Please reproduce the listing line for line, beginning at the line that has "achievement-desc: Developed a" and stopping after the line that has "language-row xyxy=(971,394,1352,421)".

---+---

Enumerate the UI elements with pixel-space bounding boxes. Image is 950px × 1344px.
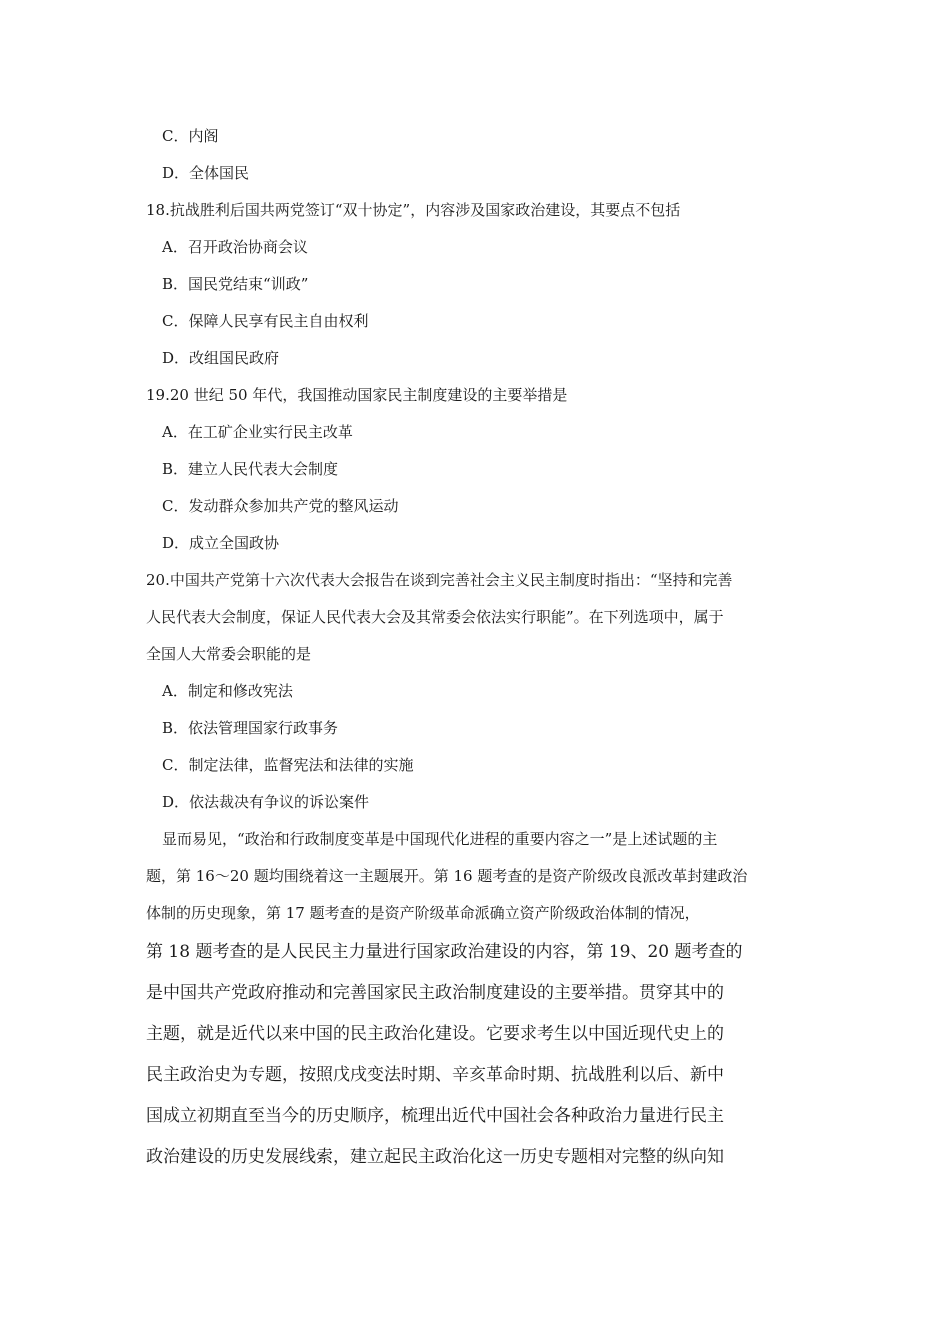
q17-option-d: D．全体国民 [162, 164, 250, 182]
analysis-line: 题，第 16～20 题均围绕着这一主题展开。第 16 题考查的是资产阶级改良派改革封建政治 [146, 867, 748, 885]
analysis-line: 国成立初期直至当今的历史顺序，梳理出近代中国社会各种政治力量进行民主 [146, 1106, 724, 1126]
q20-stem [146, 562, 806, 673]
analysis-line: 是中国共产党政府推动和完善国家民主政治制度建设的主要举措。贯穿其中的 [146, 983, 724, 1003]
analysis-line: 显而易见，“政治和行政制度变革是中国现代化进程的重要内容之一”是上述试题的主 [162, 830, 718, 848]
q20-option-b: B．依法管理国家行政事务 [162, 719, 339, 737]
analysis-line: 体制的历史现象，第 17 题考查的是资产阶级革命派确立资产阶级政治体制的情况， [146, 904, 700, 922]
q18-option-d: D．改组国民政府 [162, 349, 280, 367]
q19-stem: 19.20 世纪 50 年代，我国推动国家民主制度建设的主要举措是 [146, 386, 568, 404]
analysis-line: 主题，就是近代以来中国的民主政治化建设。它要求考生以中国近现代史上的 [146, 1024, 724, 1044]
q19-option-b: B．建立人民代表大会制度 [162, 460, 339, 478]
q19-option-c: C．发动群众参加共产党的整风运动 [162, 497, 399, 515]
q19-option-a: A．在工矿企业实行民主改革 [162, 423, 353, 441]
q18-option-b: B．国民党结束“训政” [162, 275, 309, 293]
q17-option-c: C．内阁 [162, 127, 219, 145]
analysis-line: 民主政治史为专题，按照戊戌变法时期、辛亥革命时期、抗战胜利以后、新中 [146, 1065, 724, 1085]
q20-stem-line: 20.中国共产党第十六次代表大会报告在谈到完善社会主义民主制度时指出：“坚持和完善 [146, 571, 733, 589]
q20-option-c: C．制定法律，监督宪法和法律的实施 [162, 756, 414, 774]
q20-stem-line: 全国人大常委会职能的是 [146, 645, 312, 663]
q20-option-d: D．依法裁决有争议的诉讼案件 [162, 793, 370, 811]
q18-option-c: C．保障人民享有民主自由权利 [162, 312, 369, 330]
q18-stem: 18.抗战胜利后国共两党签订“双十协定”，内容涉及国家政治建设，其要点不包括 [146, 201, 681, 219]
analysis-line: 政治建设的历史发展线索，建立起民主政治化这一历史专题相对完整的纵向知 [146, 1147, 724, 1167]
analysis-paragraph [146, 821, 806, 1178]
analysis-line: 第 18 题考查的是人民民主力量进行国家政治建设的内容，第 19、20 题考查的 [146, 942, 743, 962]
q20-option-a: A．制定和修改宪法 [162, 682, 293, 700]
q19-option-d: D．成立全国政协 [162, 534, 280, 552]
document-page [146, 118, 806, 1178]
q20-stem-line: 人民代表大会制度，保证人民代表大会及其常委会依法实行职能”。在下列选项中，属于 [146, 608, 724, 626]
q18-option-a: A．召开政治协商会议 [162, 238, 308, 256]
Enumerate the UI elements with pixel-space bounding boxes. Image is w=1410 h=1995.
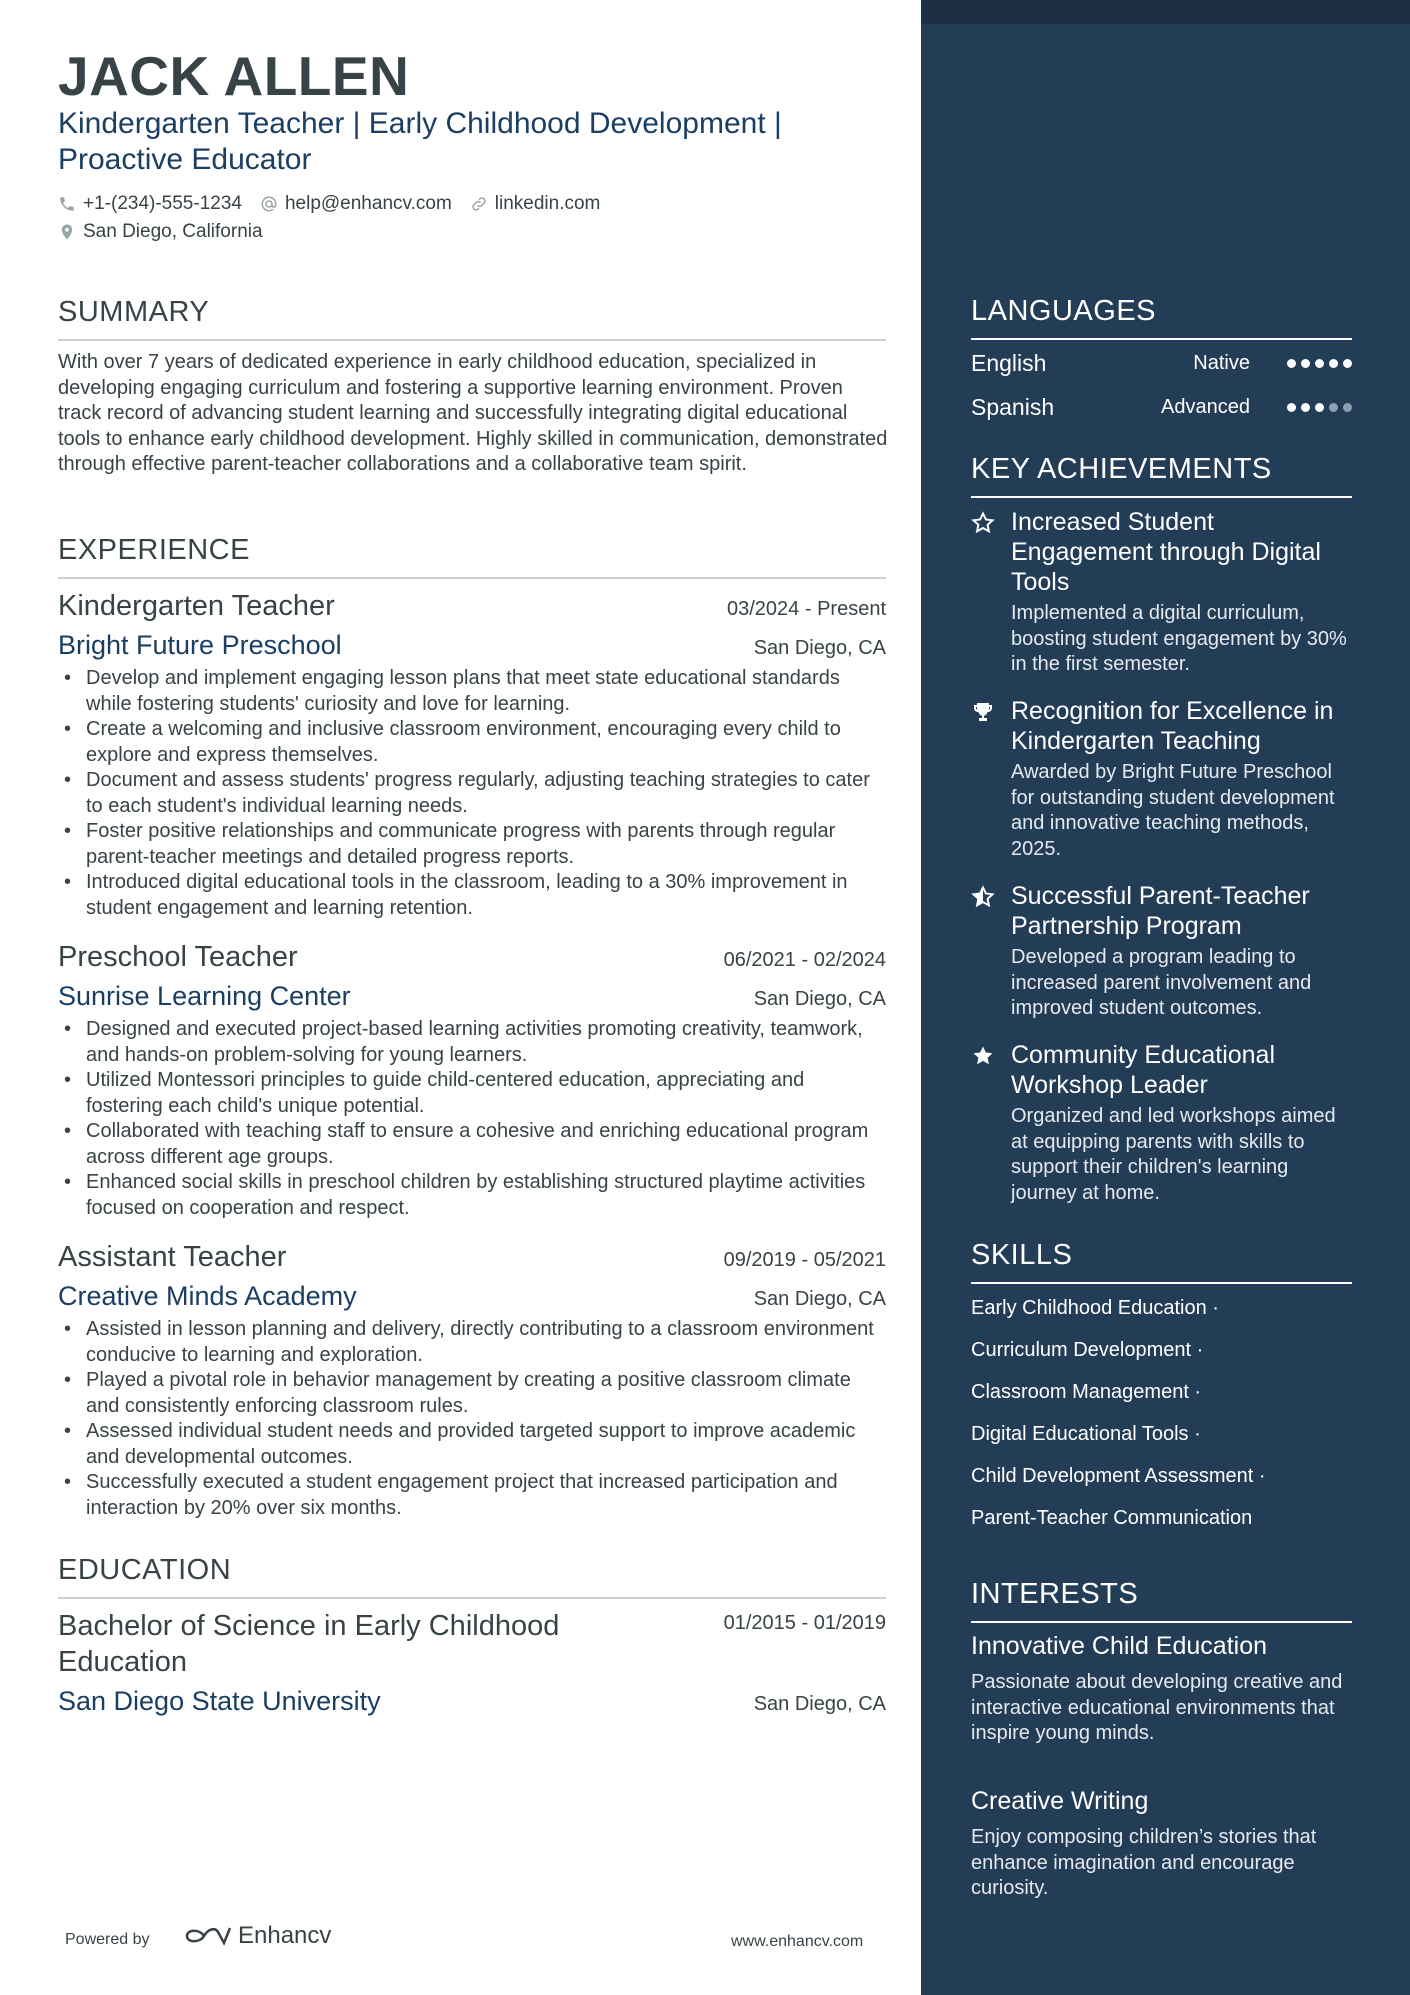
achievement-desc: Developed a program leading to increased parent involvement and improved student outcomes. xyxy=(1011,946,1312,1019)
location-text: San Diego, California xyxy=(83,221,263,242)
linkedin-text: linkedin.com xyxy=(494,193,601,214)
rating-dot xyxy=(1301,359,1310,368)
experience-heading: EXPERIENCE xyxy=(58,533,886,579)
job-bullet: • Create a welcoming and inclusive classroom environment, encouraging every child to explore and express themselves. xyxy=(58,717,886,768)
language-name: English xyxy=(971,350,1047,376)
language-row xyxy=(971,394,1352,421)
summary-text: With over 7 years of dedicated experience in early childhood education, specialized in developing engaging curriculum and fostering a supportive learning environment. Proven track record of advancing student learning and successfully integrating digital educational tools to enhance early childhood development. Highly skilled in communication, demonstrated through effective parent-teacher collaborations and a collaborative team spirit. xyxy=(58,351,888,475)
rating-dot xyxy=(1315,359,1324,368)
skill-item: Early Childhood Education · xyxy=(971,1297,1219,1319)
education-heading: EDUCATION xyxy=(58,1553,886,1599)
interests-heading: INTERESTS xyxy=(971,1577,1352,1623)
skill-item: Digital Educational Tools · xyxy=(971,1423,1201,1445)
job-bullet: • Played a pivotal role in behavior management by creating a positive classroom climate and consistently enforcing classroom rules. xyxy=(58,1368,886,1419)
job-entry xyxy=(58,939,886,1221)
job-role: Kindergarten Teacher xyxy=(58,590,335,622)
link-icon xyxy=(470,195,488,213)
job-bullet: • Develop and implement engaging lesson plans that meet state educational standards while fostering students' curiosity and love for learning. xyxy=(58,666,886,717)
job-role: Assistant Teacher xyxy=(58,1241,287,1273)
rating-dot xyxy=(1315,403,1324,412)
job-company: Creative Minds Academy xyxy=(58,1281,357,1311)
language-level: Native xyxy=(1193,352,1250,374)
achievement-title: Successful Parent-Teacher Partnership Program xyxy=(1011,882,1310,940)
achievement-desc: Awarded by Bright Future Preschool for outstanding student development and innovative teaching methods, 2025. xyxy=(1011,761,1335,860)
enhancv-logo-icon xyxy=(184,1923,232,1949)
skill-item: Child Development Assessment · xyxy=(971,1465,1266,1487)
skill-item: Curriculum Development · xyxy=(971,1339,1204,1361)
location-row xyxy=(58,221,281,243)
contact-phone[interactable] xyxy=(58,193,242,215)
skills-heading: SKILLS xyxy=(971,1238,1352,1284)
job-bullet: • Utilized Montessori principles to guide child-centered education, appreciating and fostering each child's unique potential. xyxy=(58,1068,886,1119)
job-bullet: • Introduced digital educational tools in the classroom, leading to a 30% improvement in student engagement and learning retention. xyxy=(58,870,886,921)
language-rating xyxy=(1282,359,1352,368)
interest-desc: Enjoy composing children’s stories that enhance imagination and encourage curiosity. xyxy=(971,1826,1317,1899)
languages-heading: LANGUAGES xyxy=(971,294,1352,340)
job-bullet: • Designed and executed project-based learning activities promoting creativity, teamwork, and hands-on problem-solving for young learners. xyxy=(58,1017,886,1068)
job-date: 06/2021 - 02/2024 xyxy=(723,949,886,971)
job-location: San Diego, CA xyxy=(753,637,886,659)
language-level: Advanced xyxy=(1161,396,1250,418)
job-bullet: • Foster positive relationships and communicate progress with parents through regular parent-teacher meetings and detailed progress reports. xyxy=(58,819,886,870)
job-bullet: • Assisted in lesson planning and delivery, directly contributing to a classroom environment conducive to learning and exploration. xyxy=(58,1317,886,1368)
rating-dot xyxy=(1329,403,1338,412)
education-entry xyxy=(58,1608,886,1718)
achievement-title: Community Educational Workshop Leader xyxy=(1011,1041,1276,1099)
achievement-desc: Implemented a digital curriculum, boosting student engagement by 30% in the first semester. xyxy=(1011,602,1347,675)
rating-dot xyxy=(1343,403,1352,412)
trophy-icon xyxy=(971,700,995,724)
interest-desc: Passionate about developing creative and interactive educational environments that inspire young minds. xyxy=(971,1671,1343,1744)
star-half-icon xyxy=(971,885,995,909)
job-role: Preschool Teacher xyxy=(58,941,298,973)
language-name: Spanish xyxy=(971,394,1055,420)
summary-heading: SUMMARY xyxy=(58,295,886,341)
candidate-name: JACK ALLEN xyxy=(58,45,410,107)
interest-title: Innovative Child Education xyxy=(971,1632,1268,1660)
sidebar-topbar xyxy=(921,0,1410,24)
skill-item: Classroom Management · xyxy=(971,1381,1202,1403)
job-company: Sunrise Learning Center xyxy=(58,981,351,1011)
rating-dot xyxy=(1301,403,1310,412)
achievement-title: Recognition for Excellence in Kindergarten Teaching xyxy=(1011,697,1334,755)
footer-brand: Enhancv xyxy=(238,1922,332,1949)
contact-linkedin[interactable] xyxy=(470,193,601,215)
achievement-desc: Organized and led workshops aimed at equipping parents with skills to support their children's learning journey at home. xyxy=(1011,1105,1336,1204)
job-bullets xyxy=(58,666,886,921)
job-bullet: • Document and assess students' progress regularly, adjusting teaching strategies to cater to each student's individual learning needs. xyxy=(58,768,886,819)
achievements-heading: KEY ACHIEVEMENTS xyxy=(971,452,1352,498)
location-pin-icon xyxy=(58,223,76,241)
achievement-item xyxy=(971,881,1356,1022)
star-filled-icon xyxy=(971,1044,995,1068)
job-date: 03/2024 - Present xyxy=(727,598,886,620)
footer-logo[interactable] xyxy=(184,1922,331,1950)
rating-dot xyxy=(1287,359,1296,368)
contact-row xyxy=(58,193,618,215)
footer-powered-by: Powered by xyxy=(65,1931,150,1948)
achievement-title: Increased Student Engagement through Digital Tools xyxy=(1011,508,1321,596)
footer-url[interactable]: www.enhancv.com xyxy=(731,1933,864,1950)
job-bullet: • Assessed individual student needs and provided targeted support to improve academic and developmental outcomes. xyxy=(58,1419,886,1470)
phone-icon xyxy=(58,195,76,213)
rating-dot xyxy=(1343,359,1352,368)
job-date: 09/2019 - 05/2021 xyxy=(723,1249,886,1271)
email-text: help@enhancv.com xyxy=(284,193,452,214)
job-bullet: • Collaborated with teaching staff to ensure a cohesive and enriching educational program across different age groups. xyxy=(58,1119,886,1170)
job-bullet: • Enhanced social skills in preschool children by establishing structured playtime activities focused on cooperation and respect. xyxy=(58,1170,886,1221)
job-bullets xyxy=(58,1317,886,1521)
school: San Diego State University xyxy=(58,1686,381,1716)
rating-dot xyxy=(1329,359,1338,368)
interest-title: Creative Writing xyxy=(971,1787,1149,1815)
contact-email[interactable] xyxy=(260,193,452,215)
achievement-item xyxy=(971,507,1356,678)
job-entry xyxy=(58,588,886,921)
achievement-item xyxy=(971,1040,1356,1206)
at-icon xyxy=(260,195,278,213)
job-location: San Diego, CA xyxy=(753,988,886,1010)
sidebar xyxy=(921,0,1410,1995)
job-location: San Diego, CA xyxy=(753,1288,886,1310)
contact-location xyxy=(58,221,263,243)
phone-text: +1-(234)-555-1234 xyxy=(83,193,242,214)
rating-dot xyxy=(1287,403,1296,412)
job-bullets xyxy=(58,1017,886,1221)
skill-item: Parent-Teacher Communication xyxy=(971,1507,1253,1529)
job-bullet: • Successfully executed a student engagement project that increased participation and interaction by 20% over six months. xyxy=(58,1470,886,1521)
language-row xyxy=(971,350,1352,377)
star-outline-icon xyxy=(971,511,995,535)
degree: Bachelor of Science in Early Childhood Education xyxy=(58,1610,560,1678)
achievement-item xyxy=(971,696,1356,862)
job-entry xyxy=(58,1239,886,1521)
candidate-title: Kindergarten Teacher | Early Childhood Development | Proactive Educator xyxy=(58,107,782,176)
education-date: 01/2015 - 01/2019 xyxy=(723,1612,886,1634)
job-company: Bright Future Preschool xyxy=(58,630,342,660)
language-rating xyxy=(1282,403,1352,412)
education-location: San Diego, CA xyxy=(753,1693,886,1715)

---+---

■ Problem solution
achievement-desc: Developed a program leading to increased parent involvement and improved student outcomes. xyxy=(1011,946,1312,1019)
location-text: San Diego, California xyxy=(83,221,263,242)
linkedin-text: linkedin.com xyxy=(494,193,601,214)
rating-dot xyxy=(1301,359,1310,368)
experience-heading: EXPERIENCE xyxy=(58,533,886,579)
job-bullet: • Create a welcoming and inclusive classroom environment, encouraging every child to explore and express themselves. xyxy=(58,717,886,768)
language-name: English xyxy=(971,350,1047,376)
language-row xyxy=(971,394,1352,421)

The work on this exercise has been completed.